TASK TO CARRY OUT:
All the data below goes into the copy word for word, but the pictures don't.

Entries with figure data:
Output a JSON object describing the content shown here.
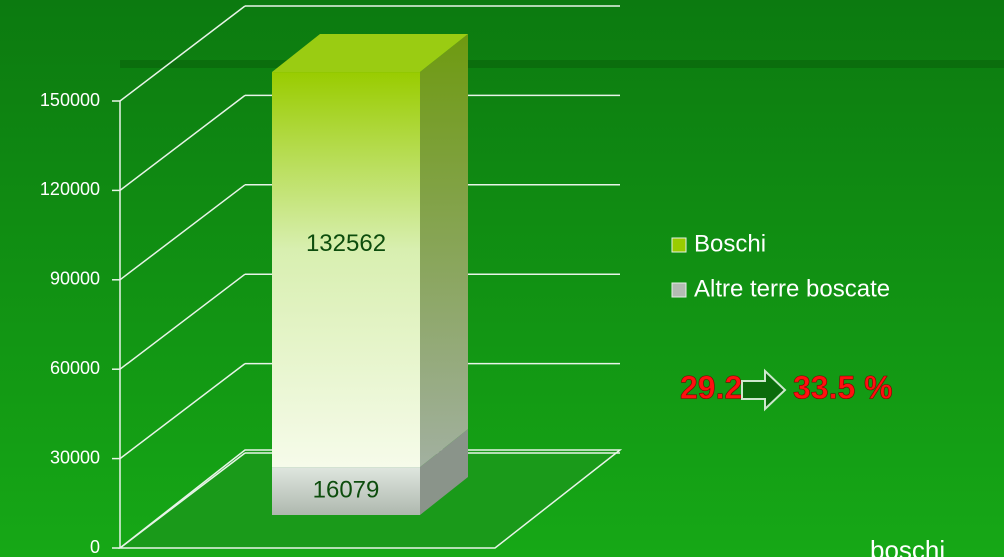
{
  "chart_data": {
    "type": "bar",
    "stacked": true,
    "categories": [
      null
    ],
    "series": [
      {
        "name": "Altre terre boscate",
        "color": "#b4bcb4",
        "values": [
          16079
        ]
      },
      {
        "name": "Boschi",
        "color": "#99cc00",
        "values": [
          132562
        ]
      }
    ],
    "ylim": [
      0,
      150000
    ],
    "yticks": [
      0,
      30000,
      60000,
      90000,
      120000,
      150000
    ],
    "grid": true,
    "legend": "right",
    "annotations": [
      "29.2",
      "33.5 %",
      "boschi"
    ]
  }
}
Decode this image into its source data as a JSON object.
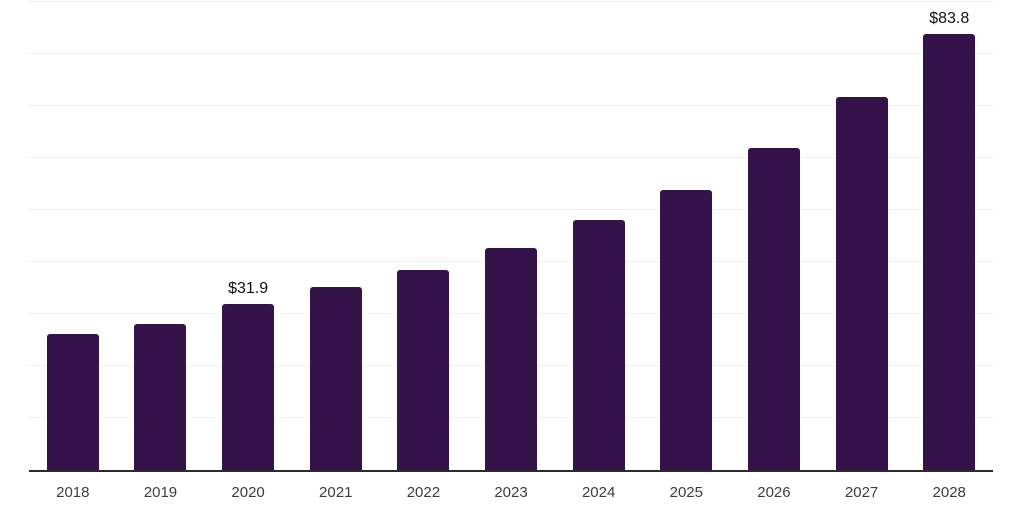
{
  "chart_data": {
    "type": "bar",
    "title": "",
    "xlabel": "",
    "ylabel": "",
    "categories": [
      "2018",
      "2019",
      "2020",
      "2021",
      "2022",
      "2023",
      "2024",
      "2025",
      "2026",
      "2027",
      "2028"
    ],
    "values": [
      26.1,
      28.0,
      31.9,
      35.1,
      38.5,
      42.7,
      48.0,
      53.9,
      61.9,
      71.7,
      83.8
    ],
    "data_labels": [
      "",
      "",
      "$31.9",
      "",
      "",
      "",
      "",
      "",
      "",
      "",
      "$83.8"
    ],
    "ylim": [
      0,
      90
    ],
    "gridline_step": 10,
    "grid": "horizontal",
    "legend_position": "none",
    "colors": {
      "bar": "#36124B",
      "axis_line": "#2b2b2b",
      "gridline": "#f0f0f0",
      "data_label_text": "#111111",
      "tick_label_text": "#3d3d3d",
      "background": "#ffffff"
    }
  }
}
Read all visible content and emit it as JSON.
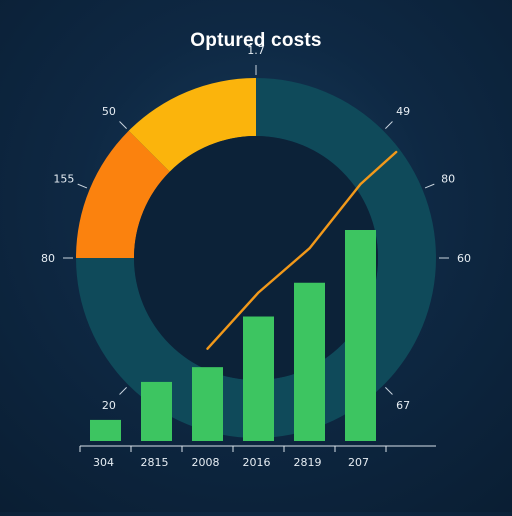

FINISHED EXERCISE:
Output a JSON object describing the content shown here.
{
  "chart_data": {
    "type": "bar",
    "stacked": true,
    "categories": [
      null
    ],
    "series": [
      {
        "name": "Altre terre boscate",
        "color": "#b4bcb4",
        "values": [
          16079
        ]
      },
      {
        "name": "Boschi",
        "color": "#99cc00",
        "values": [
          132562
        ]
      }
    ],
    "ylim": [
      0,
      150000
    ],
    "yticks": [
      0,
      30000,
      60000,
      90000,
      120000,
      150000
    ],
    "grid": true,
    "legend": "right",
    "annotations": [
      "29.2",
      "33.5 %",
      "boschi"
    ]
  }
}
Decode this image into its source data as a JSON object.
{
  "chart_data": {
    "type": "bar",
    "title": "",
    "xlabel": "",
    "ylabel": "",
    "categories": [
      "2018",
      "2019",
      "2020",
      "2021",
      "2022",
      "2023",
      "2024",
      "2025",
      "2026",
      "2027",
      "2028"
    ],
    "values": [
      26.1,
      28.0,
      31.9,
      35.1,
      38.5,
      42.7,
      48.0,
      53.9,
      61.9,
      71.7,
      83.8
    ],
    "data_labels": [
      "",
      "",
      "$31.9",
      "",
      "",
      "",
      "",
      "",
      "",
      "",
      "$83.8"
    ],
    "ylim": [
      0,
      90
    ],
    "gridline_step": 10,
    "grid": "horizontal",
    "legend_position": "none",
    "colors": {
      "bar": "#36124B",
      "axis_line": "#2b2b2b",
      "gridline": "#f0f0f0",
      "data_label_text": "#111111",
      "tick_label_text": "#3d3d3d",
      "background": "#ffffff"
    }
  }
}
Read all visible content and emit it as JSON.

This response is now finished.